Data rows »
=======

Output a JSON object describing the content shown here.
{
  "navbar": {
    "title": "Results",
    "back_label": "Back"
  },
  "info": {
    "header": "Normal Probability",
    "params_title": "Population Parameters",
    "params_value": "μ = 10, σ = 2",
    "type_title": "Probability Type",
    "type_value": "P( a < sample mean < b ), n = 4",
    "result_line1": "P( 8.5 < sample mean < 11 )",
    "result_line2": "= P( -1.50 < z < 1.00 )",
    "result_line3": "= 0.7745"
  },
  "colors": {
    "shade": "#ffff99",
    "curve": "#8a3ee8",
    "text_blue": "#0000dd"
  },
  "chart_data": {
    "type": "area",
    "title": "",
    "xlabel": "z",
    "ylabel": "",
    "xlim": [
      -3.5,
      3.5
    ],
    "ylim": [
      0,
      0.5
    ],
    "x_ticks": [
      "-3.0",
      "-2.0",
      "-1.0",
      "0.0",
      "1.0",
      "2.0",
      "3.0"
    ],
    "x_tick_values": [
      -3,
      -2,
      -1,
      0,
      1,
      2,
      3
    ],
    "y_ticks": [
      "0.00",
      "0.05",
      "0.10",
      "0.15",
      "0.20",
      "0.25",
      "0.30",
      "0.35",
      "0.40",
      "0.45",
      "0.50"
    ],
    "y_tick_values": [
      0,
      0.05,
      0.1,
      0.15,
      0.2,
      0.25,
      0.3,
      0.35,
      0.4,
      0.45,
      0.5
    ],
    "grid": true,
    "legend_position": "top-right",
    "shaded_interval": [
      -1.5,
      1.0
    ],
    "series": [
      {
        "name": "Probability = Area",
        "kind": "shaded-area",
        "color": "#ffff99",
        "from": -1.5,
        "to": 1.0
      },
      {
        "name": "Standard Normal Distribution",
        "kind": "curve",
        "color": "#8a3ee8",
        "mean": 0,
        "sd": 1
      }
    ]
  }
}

=======

Work instructions » Reproduce the whole listing word for word.

Response to the task »
Output a JSON object describing the content shown here.
{
  "navbar": {
    "title": "Results",
    "back_label": "Back"
  },
  "info": {
    "header": "Normal Probability",
    "params_title": "Population Parameters",
    "params_value": "μ = 10, σ = 2",
    "type_title": "Probability Type",
    "type_value": "P( a < sample mean < b ), n = 4",
    "result_line1": "P( 8.5 < sample mean < 11 )",
    "result_line2": "= P( -1.50 < z < 1.00 )",
    "result_line3": "= 0.7745"
  },
  "colors": {
    "shade": "#ffff99",
    "curve": "#8a3ee8",
    "text_blue": "#0000dd"
  },
  "chart_data": {
    "type": "area",
    "title": "",
    "xlabel": "z",
    "ylabel": "",
    "xlim": [
      -3.5,
      3.5
    ],
    "ylim": [
      0,
      0.5
    ],
    "x_ticks": [
      "-3.0",
      "-2.0",
      "-1.0",
      "0.0",
      "1.0",
      "2.0",
      "3.0"
    ],
    "x_tick_values": [
      -3,
      -2,
      -1,
      0,
      1,
      2,
      3
    ],
    "y_ticks": [
      "0.00",
      "0.05",
      "0.10",
      "0.15",
      "0.20",
      "0.25",
      "0.30",
      "0.35",
      "0.40",
      "0.45",
      "0.50"
    ],
    "y_tick_values": [
      0,
      0.05,
      0.1,
      0.15,
      0.2,
      0.25,
      0.3,
      0.35,
      0.4,
      0.45,
      0.5
    ],
    "grid": true,
    "legend_position": "top-right",
    "shaded_interval": [
      -1.5,
      1.0
    ],
    "series": [
      {
        "name": "Probability = Area",
        "kind": "shaded-area",
        "color": "#ffff99",
        "from": -1.5,
        "to": 1.0
      },
      {
        "name": "Standard Normal Distribution",
        "kind": "curve",
        "color": "#8a3ee8",
        "mean": 0,
        "sd": 1
      }
    ]
  }
}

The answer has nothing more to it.